Output the full listing word for word.
--- begin Input ---
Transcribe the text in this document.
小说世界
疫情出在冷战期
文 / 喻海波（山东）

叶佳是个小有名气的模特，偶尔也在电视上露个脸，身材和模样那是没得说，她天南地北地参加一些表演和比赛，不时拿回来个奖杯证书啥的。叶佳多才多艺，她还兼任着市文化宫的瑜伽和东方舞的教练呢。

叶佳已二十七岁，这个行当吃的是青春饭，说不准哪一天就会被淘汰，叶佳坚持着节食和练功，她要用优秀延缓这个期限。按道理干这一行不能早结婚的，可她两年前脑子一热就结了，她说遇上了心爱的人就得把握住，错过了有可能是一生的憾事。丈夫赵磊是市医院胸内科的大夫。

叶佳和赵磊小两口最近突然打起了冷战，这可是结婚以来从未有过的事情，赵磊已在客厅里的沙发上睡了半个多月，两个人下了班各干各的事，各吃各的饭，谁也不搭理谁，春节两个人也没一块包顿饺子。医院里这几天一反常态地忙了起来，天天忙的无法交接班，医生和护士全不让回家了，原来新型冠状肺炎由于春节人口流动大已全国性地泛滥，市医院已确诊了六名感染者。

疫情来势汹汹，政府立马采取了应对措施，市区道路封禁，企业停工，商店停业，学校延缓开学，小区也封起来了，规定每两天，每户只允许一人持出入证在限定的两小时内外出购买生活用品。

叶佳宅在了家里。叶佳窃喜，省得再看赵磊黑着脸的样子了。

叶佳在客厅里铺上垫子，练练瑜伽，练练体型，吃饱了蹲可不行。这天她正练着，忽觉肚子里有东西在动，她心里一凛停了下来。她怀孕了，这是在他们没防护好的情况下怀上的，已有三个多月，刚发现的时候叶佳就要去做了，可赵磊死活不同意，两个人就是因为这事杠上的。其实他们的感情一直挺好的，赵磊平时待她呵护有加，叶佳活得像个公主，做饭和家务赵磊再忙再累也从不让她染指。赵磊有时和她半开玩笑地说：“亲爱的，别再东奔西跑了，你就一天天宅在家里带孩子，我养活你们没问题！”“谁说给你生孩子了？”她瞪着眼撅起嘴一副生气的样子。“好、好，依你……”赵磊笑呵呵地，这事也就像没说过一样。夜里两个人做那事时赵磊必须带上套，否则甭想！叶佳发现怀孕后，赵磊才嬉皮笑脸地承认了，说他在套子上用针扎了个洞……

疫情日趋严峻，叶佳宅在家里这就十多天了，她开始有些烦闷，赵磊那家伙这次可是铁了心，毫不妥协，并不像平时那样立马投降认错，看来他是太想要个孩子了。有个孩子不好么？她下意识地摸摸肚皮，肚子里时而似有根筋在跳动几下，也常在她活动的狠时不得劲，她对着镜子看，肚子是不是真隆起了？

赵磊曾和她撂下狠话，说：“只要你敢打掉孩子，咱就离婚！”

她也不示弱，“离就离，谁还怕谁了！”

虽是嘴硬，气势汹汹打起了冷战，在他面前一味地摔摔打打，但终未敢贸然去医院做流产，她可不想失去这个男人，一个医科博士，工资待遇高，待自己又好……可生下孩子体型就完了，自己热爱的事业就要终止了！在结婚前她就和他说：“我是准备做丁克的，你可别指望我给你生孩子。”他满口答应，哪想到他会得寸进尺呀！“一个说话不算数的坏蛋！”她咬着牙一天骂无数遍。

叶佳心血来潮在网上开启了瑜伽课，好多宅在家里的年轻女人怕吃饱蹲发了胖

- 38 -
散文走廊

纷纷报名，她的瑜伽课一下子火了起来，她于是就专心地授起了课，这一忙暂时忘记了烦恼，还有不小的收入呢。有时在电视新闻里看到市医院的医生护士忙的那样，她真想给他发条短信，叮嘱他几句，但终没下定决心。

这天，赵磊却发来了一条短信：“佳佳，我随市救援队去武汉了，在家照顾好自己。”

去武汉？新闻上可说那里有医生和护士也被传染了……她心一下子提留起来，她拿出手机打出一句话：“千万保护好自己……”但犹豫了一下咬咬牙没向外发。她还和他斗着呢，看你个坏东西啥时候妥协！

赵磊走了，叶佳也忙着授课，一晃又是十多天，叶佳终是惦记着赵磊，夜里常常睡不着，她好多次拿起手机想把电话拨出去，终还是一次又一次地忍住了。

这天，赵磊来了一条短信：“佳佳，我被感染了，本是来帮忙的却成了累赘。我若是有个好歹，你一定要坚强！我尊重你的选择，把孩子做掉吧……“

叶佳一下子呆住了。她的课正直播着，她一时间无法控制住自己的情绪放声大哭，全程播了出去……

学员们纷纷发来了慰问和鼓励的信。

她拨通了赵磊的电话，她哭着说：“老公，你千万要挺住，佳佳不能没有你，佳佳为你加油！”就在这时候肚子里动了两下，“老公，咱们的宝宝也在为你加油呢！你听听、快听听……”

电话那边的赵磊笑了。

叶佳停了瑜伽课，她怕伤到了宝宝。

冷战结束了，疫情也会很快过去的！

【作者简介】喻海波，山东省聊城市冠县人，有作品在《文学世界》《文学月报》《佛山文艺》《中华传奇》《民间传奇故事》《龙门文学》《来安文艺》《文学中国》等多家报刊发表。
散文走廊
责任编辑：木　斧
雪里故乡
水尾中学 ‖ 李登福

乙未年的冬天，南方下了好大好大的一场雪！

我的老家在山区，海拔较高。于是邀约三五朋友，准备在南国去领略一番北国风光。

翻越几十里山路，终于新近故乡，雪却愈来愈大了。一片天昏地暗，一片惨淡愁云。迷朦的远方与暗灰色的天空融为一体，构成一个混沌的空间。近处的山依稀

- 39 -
--- end Input ---
_The completed task:_
Transcribe the text in this document.
小说世界
疫情出在冷战期
文 / 喻海波（山东）

叶佳是个小有名气的模特，偶尔也在电视上露个脸，身材和模样那是没得说，她天南地北地参加一些表演和比赛，不时拿回来个奖杯证书啥的。叶佳多才多艺，她还兼任着市文化宫的瑜伽和东方舞的教练呢。

叶佳已二十七岁，这个行当吃的是青春饭，说不准哪一天就会被淘汰，叶佳坚持着节食和练功，她要用优秀延缓这个期限。按道理干这一行不能早结婚的，可她两年前脑子一热就结了，她说遇上了心爱的人就得把握住，错过了有可能是一生的憾事。丈夫赵磊是市医院胸内科的大夫。

叶佳和赵磊小两口最近突然打起了冷战，这可是结婚以来从未有过的事情，赵磊已在客厅里的沙发上睡了半个多月，两个人下了班各干各的事，各吃各的饭，谁也不搭理谁，春节两个人也没一块包顿饺子。医院里这几天一反常态地忙了起来，天天忙的无法交接班，医生和护士全不让回家了，原来新型冠状肺炎由于春节人口流动大已全国性地泛滥，市医院已确诊了六名感染者。

疫情来势汹汹，政府立马采取了应对措施，市区道路封禁，企业停工，商店停业，学校延缓开学，小区也封起来了，规定每两天，每户只允许一人持出入证在限定的两小时内外出购买生活用品。

叶佳宅在了家里。叶佳窃喜，省得再看赵磊黑着脸的样子了。

叶佳在客厅里铺上垫子，练练瑜伽，练练体型，吃饱了蹲可不行。这天她正练着，忽觉肚子里有东西在动，她心里一凛停了下来。她怀孕了，这是在他们没防护好的情况下怀上的，已有三个多月，刚发现的时候叶佳就要去做了，可赵磊死活不同意，两个人就是因为这事杠上的。其实他们的感情一直挺好的，赵磊平时待她呵护有加，叶佳活得像个公主，做饭和家务赵磊再忙再累也从不让她染指。赵磊有时和她半开玩笑地说：“亲爱的，别再东奔西跑了，你就一天天宅在家里带孩子，我养活你们没问题！”“谁说给你生孩子了？”她瞪着眼撅起嘴一副生气的样子。“好、好，依你……”赵磊笑呵呵地，这事也就像没说过一样。夜里两个人做那事时赵磊必须带上套，否则甭想！叶佳发现怀孕后，赵磊才嬉皮笑脸地承认了，说他在套子上用针扎了个洞……

疫情日趋严峻，叶佳宅在家里这就十多天了，她开始有些烦闷，赵磊那家伙这次可是铁了心，毫不妥协，并不像平时那样立马投降认错，看来他是太想要个孩子了。有个孩子不好么？她下意识地摸摸肚皮，肚子里时而似有根筋在跳动几下，也常在她活动的狠时不得劲，她对着镜子看，肚子是不是真隆起了？

赵磊曾和她撂下狠话，说：“只要你敢打掉孩子，咱就离婚！”

她也不示弱，“离就离，谁还怕谁了！”

虽是嘴硬，气势汹汹打起了冷战，在他面前一味地摔摔打打，但终未敢贸然去医院做流产，她可不想失去这个男人，一个医科博士，工资待遇高，待自己又好……可生下孩子体型就完了，自己热爱的事业就要终止了！在结婚前她就和他说：“我是准备做丁克的，你可别指望我给你生孩子。”他满口答应，哪想到他会得寸进尺呀！“一个说话不算数的坏蛋！”她咬着牙一天骂无数遍。

叶佳心血来潮在网上开启了瑜伽课，好多宅在家里的年轻女人怕吃饱蹲发了胖

- 38 -
散文走廊

纷纷报名，她的瑜伽课一下子火了起来，她于是就专心地授起了课，这一忙暂时忘记了烦恼，还有不小的收入呢。有时在电视新闻里看到市医院的医生护士忙的那样，她真想给他发条短信，叮嘱他几句，但终没下定决心。

这天，赵磊却发来了一条短信：“佳佳，我随市救援队去武汉了，在家照顾好自己。”

去武汉？新闻上可说那里有医生和护士也被传染了……她心一下子提留起来，她拿出手机打出一句话：“千万保护好自己……”但犹豫了一下咬咬牙没向外发。她还和他斗着呢，看你个坏东西啥时候妥协！

赵磊走了，叶佳也忙着授课，一晃又是十多天，叶佳终是惦记着赵磊，夜里常常睡不着，她好多次拿起手机想把电话拨出去，终还是一次又一次地忍住了。

这天，赵磊来了一条短信：“佳佳，我被感染了，本是来帮忙的却成了累赘。我若是有个好歹，你一定要坚强！我尊重你的选择，把孩子做掉吧……“

叶佳一下子呆住了。她的课正直播着，她一时间无法控制住自己的情绪放声大哭，全程播了出去……

学员们纷纷发来了慰问和鼓励的信。

她拨通了赵磊的电话，她哭着说：“老公，你千万要挺住，佳佳不能没有你，佳佳为你加油！”就在这时候肚子里动了两下，“老公，咱们的宝宝也在为你加油呢！你听听、快听听……”

电话那边的赵磊笑了。

叶佳停了瑜伽课，她怕伤到了宝宝。

冷战结束了，疫情也会很快过去的！

【作者简介】喻海波，山东省聊城市冠县人，有作品在《文学世界》《文学月报》《佛山文艺》《中华传奇》《民间传奇故事》《龙门文学》《来安文艺》《文学中国》等多家报刊发表。
散文走廊
责任编辑：木　斧
雪里故乡
水尾中学 ‖ 李登福

乙未年的冬天，南方下了好大好大的一场雪！

我的老家在山区，海拔较高。于是邀约三五朋友，准备在南国去领略一番北国风光。

翻越几十里山路，终于新近故乡，雪却愈来愈大了。一片天昏地暗，一片惨淡愁云。迷朦的远方与暗灰色的天空融为一体，构成一个混沌的空间。近处的山依稀

- 39 -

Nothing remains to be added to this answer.